Stored data:
— BEGIN —

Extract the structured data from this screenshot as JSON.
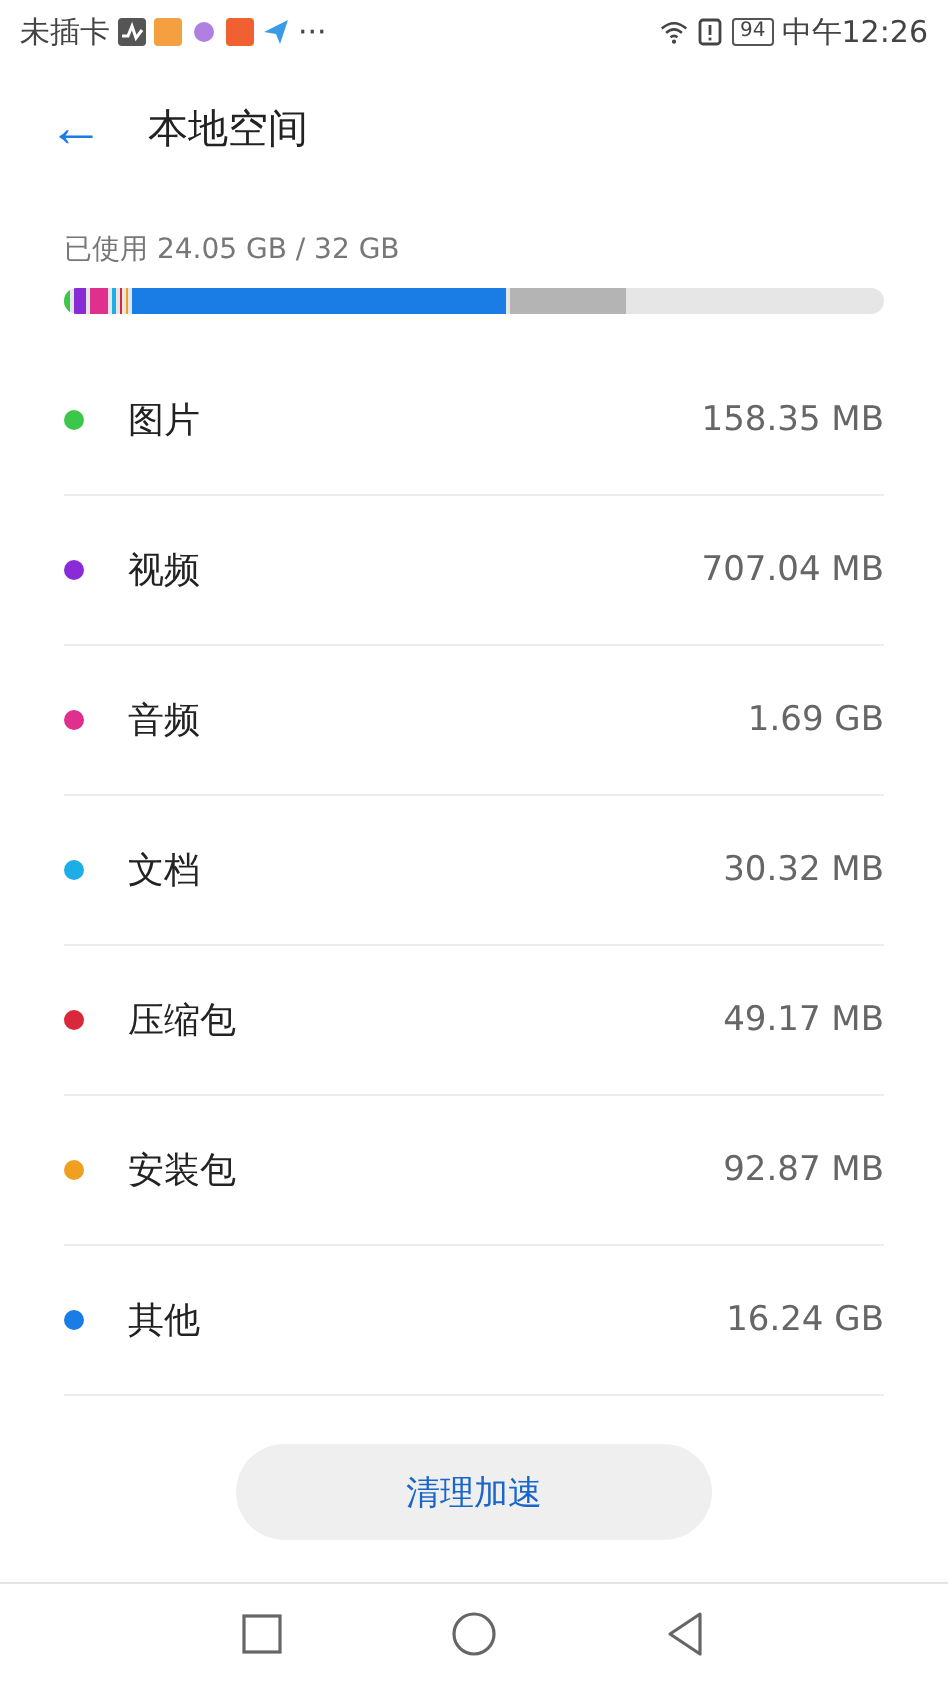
{
  "status_bar": {
    "carrier": "未插卡",
    "notifications": "···",
    "battery": "94",
    "time": "中午12:26"
  },
  "header": {
    "back": "←",
    "title": "本地空间"
  },
  "usage": {
    "label": "已使用 24.05 GB / 32 GB"
  },
  "categories": [
    {
      "name": "图片",
      "size": "158.35 MB",
      "color": "#3cc64a"
    },
    {
      "name": "视频",
      "size": "707.04 MB",
      "color": "#8a2bd8"
    },
    {
      "name": "音频",
      "size": "1.69 GB",
      "color": "#e0308e"
    },
    {
      "name": "文档",
      "size": "30.32 MB",
      "color": "#1eaee6"
    },
    {
      "name": "压缩包",
      "size": "49.17 MB",
      "color": "#d8283a"
    },
    {
      "name": "安装包",
      "size": "92.87 MB",
      "color": "#f0a020"
    },
    {
      "name": "其他",
      "size": "16.24 GB",
      "color": "#1a7de6"
    }
  ],
  "clean_button": "清理加速"
}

— END —

• GOAL:
Select all lines with the word "color" from the entries above.

• REPLY:
      "color": "#3cc64a"
      "color": "#8a2bd8"
      "color": "#e0308e"
      "color": "#1eaee6"
      "color": "#d8283a"
      "color": "#f0a020"
      "color": "#1a7de6"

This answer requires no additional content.